→ **Material supplied**:
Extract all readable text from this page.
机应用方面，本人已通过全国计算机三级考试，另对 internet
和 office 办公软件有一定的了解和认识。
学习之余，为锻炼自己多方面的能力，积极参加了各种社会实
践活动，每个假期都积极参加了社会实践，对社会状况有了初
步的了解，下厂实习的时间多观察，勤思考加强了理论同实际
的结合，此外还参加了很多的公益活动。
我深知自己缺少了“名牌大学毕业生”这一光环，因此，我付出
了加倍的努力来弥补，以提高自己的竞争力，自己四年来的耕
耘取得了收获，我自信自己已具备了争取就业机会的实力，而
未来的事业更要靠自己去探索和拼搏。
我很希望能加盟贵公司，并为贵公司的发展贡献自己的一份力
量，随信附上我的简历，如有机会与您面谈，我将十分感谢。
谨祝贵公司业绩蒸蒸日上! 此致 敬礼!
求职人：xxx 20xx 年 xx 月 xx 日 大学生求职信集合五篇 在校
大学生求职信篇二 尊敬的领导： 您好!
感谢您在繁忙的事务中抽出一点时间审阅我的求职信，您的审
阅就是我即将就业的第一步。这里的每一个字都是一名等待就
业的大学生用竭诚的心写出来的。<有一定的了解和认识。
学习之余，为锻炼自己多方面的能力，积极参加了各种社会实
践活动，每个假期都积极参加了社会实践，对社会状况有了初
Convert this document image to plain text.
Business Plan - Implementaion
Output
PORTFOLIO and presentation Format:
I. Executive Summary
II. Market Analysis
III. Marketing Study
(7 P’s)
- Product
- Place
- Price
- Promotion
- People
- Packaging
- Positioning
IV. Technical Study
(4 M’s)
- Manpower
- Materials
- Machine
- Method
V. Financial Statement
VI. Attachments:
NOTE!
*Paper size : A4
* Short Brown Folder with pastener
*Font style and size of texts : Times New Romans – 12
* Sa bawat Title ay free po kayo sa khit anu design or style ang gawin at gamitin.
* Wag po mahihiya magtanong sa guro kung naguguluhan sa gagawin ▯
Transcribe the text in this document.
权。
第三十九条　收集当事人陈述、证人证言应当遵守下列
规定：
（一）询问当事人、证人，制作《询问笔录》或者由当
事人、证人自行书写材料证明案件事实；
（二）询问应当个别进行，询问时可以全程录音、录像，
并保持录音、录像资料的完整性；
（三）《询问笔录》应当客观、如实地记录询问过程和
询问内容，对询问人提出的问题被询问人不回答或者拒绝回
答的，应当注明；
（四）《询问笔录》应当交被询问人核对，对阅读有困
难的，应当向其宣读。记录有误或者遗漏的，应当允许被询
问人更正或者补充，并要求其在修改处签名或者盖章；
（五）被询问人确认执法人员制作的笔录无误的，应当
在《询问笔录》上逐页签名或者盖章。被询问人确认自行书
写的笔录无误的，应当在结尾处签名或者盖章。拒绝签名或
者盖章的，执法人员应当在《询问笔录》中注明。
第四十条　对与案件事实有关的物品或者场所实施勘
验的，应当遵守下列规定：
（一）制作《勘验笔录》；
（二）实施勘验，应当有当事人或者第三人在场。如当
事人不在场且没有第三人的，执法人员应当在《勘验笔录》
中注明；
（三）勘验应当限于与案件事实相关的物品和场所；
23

→ **Given problem**: Copy the data above exactly. Every line must be included.

→ **Response**:
Extract all readable text from this page.
机应用方面，本人已通过全国计算机三级考试，另对 internet
和 office 办公软件有一定的了解和认识。
学习之余，为锻炼自己多方面的能力，积极参加了各种社会实
践活动，每个假期都积极参加了社会实践，对社会状况有了初
步的了解，下厂实习的时间多观察，勤思考加强了理论同实际
的结合，此外还参加了很多的公益活动。
我深知自己缺少了“名牌大学毕业生”这一光环，因此，我付出
了加倍的努力来弥补，以提高自己的竞争力，自己四年来的耕
耘取得了收获，我自信自己已具备了争取就业机会的实力，而
未来的事业更要靠自己去探索和拼搏。
我很希望能加盟贵公司，并为贵公司的发展贡献自己的一份力
量，随信附上我的简历，如有机会与您面谈，我将十分感谢。
谨祝贵公司业绩蒸蒸日上! 此致 敬礼!
求职人：xxx 20xx 年 xx 月 xx 日 大学生求职信集合五篇 在校
大学生求职信篇二 尊敬的领导： 您好!
感谢您在繁忙的事务中抽出一点时间审阅我的求职信，您的审
阅就是我即将就业的第一步。这里的每一个字都是一名等待就
业的大学生用竭诚的心写出来的。<有一定的了解和认识。
学习之余，为锻炼自己多方面的能力，积极参加了各种社会实
践活动，每个假期都积极参加了社会实践，对社会状况有了初
Convert this document image to plain text.
Business Plan - Implementaion
Output
PORTFOLIO and presentation Format:
I. Executive Summary
II. Market Analysis
III. Marketing Study
(7 P’s)
- Product
- Place
- Price
- Promotion
- People
- Packaging
- Positioning
IV. Technical Study
(4 M’s)
- Manpower
- Materials
- Machine
- Method
V. Financial Statement
VI. Attachments:
NOTE!
*Paper size : A4
* Short Brown Folder with pastener
*Font style and size of texts : Times New Romans – 12
* Sa bawat Title ay free po kayo sa khit anu design or style ang gawin at gamitin.
* Wag po mahihiya magtanong sa guro kung naguguluhan sa gagawin ▯
Transcribe the text in this document.
权。
第三十九条　收集当事人陈述、证人证言应当遵守下列
规定：
（一）询问当事人、证人，制作《询问笔录》或者由当
事人、证人自行书写材料证明案件事实；
（二）询问应当个别进行，询问时可以全程录音、录像，
并保持录音、录像资料的完整性；
（三）《询问笔录》应当客观、如实地记录询问过程和
询问内容，对询问人提出的问题被询问人不回答或者拒绝回
答的，应当注明；
（四）《询问笔录》应当交被询问人核对，对阅读有困
难的，应当向其宣读。记录有误或者遗漏的，应当允许被询
问人更正或者补充，并要求其在修改处签名或者盖章；
（五）被询问人确认执法人员制作的笔录无误的，应当
在《询问笔录》上逐页签名或者盖章。被询问人确认自行书
写的笔录无误的，应当在结尾处签名或者盖章。拒绝签名或
者盖章的，执法人员应当在《询问笔录》中注明。
第四十条　对与案件事实有关的物品或者场所实施勘
验的，应当遵守下列规定：
（一）制作《勘验笔录》；
（二）实施勘验，应当有当事人或者第三人在场。如当
事人不在场且没有第三人的，执法人员应当在《勘验笔录》
中注明；
（三）勘验应当限于与案件事实相关的物品和场所；
23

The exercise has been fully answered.